Given request:
Write out every entry precisely as given, leaving the pictures out.

Excerpted records:
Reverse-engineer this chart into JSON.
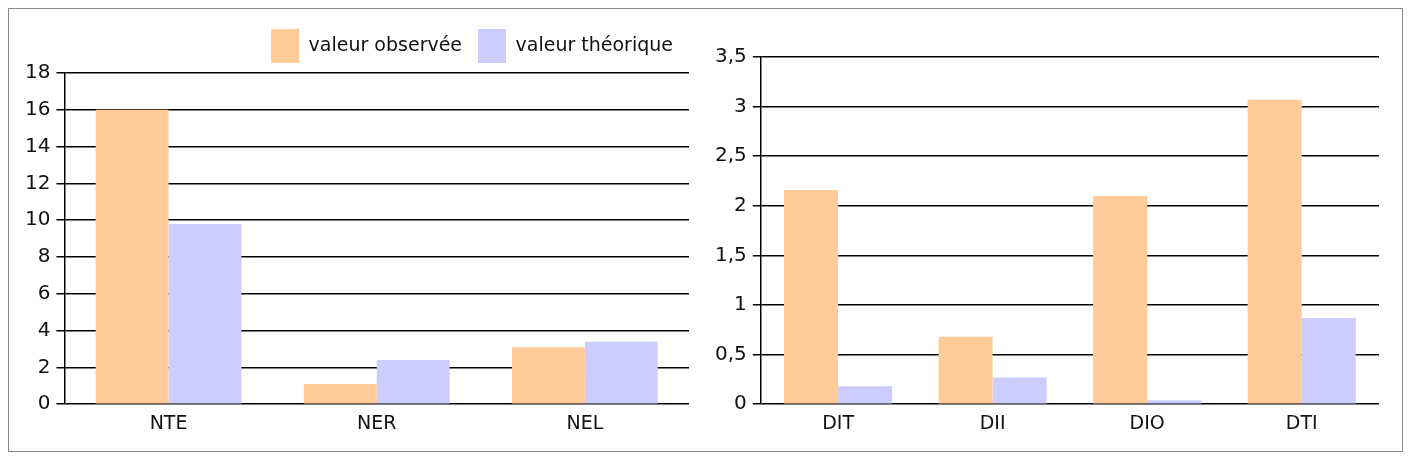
{
  "chart_data": [
    {
      "type": "bar",
      "categories": [
        "NTE",
        "NER",
        "NEL"
      ],
      "series": [
        {
          "name": "valeur observée",
          "color": "#ffcc99",
          "values": [
            16,
            1.1,
            3.1
          ]
        },
        {
          "name": "valeur théorique",
          "color": "#ccccff",
          "values": [
            9.8,
            2.4,
            3.4
          ]
        }
      ],
      "ylim": [
        0,
        18
      ],
      "yticks": [
        0,
        2,
        4,
        6,
        8,
        10,
        12,
        14,
        16,
        18
      ],
      "grid": "y",
      "legend": "top right"
    },
    {
      "type": "bar",
      "categories": [
        "DIT",
        "DII",
        "DIO",
        "DTI"
      ],
      "series": [
        {
          "color": "#ffcc99",
          "values": [
            2.16,
            0.68,
            2.1,
            3.07
          ]
        },
        {
          "color": "#ccccff",
          "values": [
            0.18,
            0.27,
            0.04,
            0.87
          ]
        }
      ],
      "ylim": [
        0,
        3.5
      ],
      "yticks": [
        0,
        {
          "value": 0.5,
          "label": "0,5"
        },
        1,
        {
          "value": 1.5,
          "label": "1,5"
        },
        2,
        {
          "value": 2.5,
          "label": "2,5"
        },
        3,
        {
          "value": 3.5,
          "label": "3,5"
        }
      ],
      "grid": "y"
    }
  ]
}
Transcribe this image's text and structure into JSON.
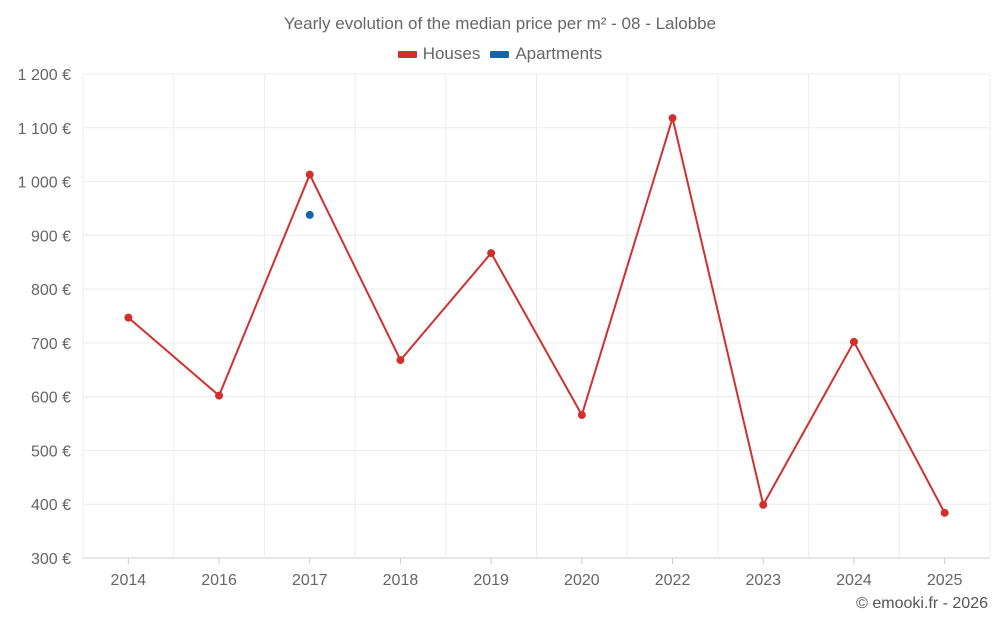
{
  "chart_data": {
    "type": "line",
    "title": "Yearly evolution of the median price per m² - 08 - Lalobbe",
    "categories": [
      "2014",
      "2016",
      "2017",
      "2018",
      "2019",
      "2020",
      "2022",
      "2023",
      "2024",
      "2025"
    ],
    "ylim": [
      300,
      1200
    ],
    "yticks": [
      300,
      400,
      500,
      600,
      700,
      800,
      900,
      1000,
      1100,
      1200
    ],
    "ytick_labels": [
      "300 €",
      "400 €",
      "500 €",
      "600 €",
      "700 €",
      "800 €",
      "900 €",
      "1 000 €",
      "1 100 €",
      "1 200 €"
    ],
    "grid": true,
    "legend_position": "top-center",
    "series": [
      {
        "name": "Houses",
        "color": "#d32f2f",
        "values": [
          747,
          602,
          1013,
          668,
          867,
          566,
          1118,
          399,
          702,
          384
        ]
      },
      {
        "name": "Apartments",
        "color": "#1565a7",
        "values": [
          null,
          null,
          938,
          null,
          null,
          null,
          null,
          null,
          null,
          null
        ]
      }
    ]
  },
  "footer": {
    "copyright": "© emooki.fr - 2026"
  }
}
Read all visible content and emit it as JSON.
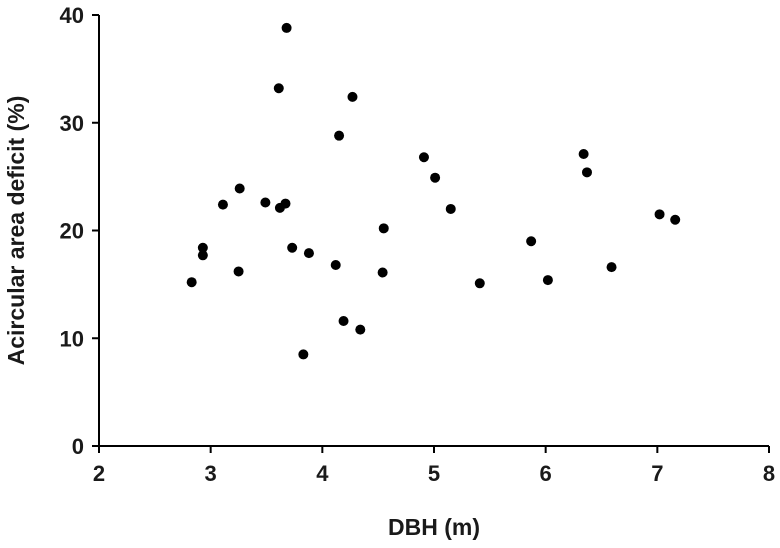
{
  "colors": {
    "axis": "#000000",
    "marker": "#000000",
    "background": "#ffffff"
  },
  "chart_data": {
    "type": "scatter",
    "title": "",
    "xlabel": "DBH (m)",
    "ylabel": "Acircular area deficit (%)",
    "xlim": [
      2,
      8
    ],
    "ylim": [
      0,
      40
    ],
    "xticks": [
      "2",
      "3",
      "4",
      "5",
      "6",
      "7",
      "8"
    ],
    "yticks": [
      "0",
      "10",
      "20",
      "30",
      "40"
    ],
    "grid": false,
    "legend": "none",
    "series": [
      {
        "points": [
          [
            2.83,
            15.2
          ],
          [
            2.93,
            18.4
          ],
          [
            2.93,
            17.7
          ],
          [
            3.11,
            22.4
          ],
          [
            3.25,
            16.2
          ],
          [
            3.26,
            23.9
          ],
          [
            3.49,
            22.6
          ],
          [
            3.61,
            33.2
          ],
          [
            3.62,
            22.1
          ],
          [
            3.67,
            22.5
          ],
          [
            3.68,
            38.8
          ],
          [
            3.73,
            18.4
          ],
          [
            3.83,
            8.5
          ],
          [
            3.88,
            17.9
          ],
          [
            4.12,
            16.8
          ],
          [
            4.15,
            28.8
          ],
          [
            4.19,
            11.6
          ],
          [
            4.27,
            32.4
          ],
          [
            4.34,
            10.8
          ],
          [
            4.54,
            16.1
          ],
          [
            4.55,
            20.2
          ],
          [
            4.91,
            26.8
          ],
          [
            5.01,
            24.9
          ],
          [
            5.15,
            22.0
          ],
          [
            5.41,
            15.1
          ],
          [
            5.87,
            19.0
          ],
          [
            6.02,
            15.4
          ],
          [
            6.34,
            27.1
          ],
          [
            6.37,
            25.4
          ],
          [
            6.59,
            16.6
          ],
          [
            7.02,
            21.5
          ],
          [
            7.16,
            21.0
          ]
        ]
      }
    ]
  }
}
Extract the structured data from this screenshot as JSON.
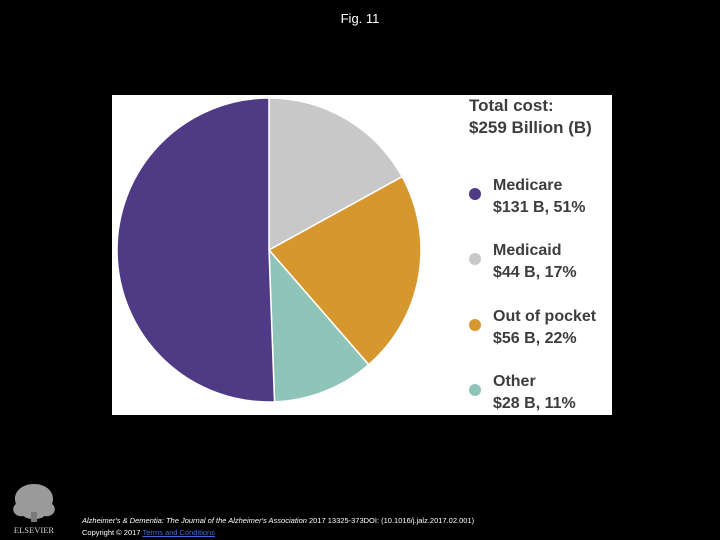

Solution for this exercise:
Reverse-engineer this chart into JSON.
{
  "chart_data": [
    {
      "type": "bar",
      "categories": [
        "NTE",
        "NER",
        "NEL"
      ],
      "series": [
        {
          "name": "valeur observée",
          "color": "#ffcc99",
          "values": [
            16,
            1.1,
            3.1
          ]
        },
        {
          "name": "valeur théorique",
          "color": "#ccccff",
          "values": [
            9.8,
            2.4,
            3.4
          ]
        }
      ],
      "ylim": [
        0,
        18
      ],
      "yticks": [
        0,
        2,
        4,
        6,
        8,
        10,
        12,
        14,
        16,
        18
      ],
      "grid": "y",
      "legend": "top right"
    },
    {
      "type": "bar",
      "categories": [
        "DIT",
        "DII",
        "DIO",
        "DTI"
      ],
      "series": [
        {
          "color": "#ffcc99",
          "values": [
            2.16,
            0.68,
            2.1,
            3.07
          ]
        },
        {
          "color": "#ccccff",
          "values": [
            0.18,
            0.27,
            0.04,
            0.87
          ]
        }
      ],
      "ylim": [
        0,
        3.5
      ],
      "yticks": [
        0,
        {
          "value": 0.5,
          "label": "0,5"
        },
        1,
        {
          "value": 1.5,
          "label": "1,5"
        },
        2,
        {
          "value": 2.5,
          "label": "2,5"
        },
        3,
        {
          "value": 3.5,
          "label": "3,5"
        }
      ],
      "grid": "y"
    }
  ]
}
Transcribe this image's text and structure into JSON.
{
  "chart_data": {
    "type": "line",
    "title": "Yearly evolution of the median price per m² - 08 - Lalobbe",
    "categories": [
      "2014",
      "2016",
      "2017",
      "2018",
      "2019",
      "2020",
      "2022",
      "2023",
      "2024",
      "2025"
    ],
    "ylim": [
      300,
      1200
    ],
    "yticks": [
      300,
      400,
      500,
      600,
      700,
      800,
      900,
      1000,
      1100,
      1200
    ],
    "ytick_labels": [
      "300 €",
      "400 €",
      "500 €",
      "600 €",
      "700 €",
      "800 €",
      "900 €",
      "1 000 €",
      "1 100 €",
      "1 200 €"
    ],
    "grid": true,
    "legend_position": "top-center",
    "series": [
      {
        "name": "Houses",
        "color": "#d32f2f",
        "values": [
          747,
          602,
          1013,
          668,
          867,
          566,
          1118,
          399,
          702,
          384
        ]
      },
      {
        "name": "Apartments",
        "color": "#1565a7",
        "values": [
          null,
          null,
          938,
          null,
          null,
          null,
          null,
          null,
          null,
          null
        ]
      }
    ]
  },
  "footer": {
    "copyright": "© emooki.fr - 2026"
  }
}
Read all visible content and emit it as JSON.
{
  "colors": {
    "axis": "#000000",
    "marker": "#000000",
    "background": "#ffffff"
  },
  "chart_data": {
    "type": "scatter",
    "title": "",
    "xlabel": "DBH (m)",
    "ylabel": "Acircular area deficit (%)",
    "xlim": [
      2,
      8
    ],
    "ylim": [
      0,
      40
    ],
    "xticks": [
      "2",
      "3",
      "4",
      "5",
      "6",
      "7",
      "8"
    ],
    "yticks": [
      "0",
      "10",
      "20",
      "30",
      "40"
    ],
    "grid": false,
    "legend": "none",
    "series": [
      {
        "points": [
          [
            2.83,
            15.2
          ],
          [
            2.93,
            18.4
          ],
          [
            2.93,
            17.7
          ],
          [
            3.11,
            22.4
          ],
          [
            3.25,
            16.2
          ],
          [
            3.26,
            23.9
          ],
          [
            3.49,
            22.6
          ],
          [
            3.61,
            33.2
          ],
          [
            3.62,
            22.1
          ],
          [
            3.67,
            22.5
          ],
          [
            3.68,
            38.8
          ],
          [
            3.73,
            18.4
          ],
          [
            3.83,
            8.5
          ],
          [
            3.88,
            17.9
          ],
          [
            4.12,
            16.8
          ],
          [
            4.15,
            28.8
          ],
          [
            4.19,
            11.6
          ],
          [
            4.27,
            32.4
          ],
          [
            4.34,
            10.8
          ],
          [
            4.54,
            16.1
          ],
          [
            4.55,
            20.2
          ],
          [
            4.91,
            26.8
          ],
          [
            5.01,
            24.9
          ],
          [
            5.15,
            22.0
          ],
          [
            5.41,
            15.1
          ],
          [
            5.87,
            19.0
          ],
          [
            6.02,
            15.4
          ],
          [
            6.34,
            27.1
          ],
          [
            6.37,
            25.4
          ],
          [
            6.59,
            16.6
          ],
          [
            7.02,
            21.5
          ],
          [
            7.16,
            21.0
          ]
        ]
      }
    ]
  }
}
Extract the structured data from this screenshot as JSON.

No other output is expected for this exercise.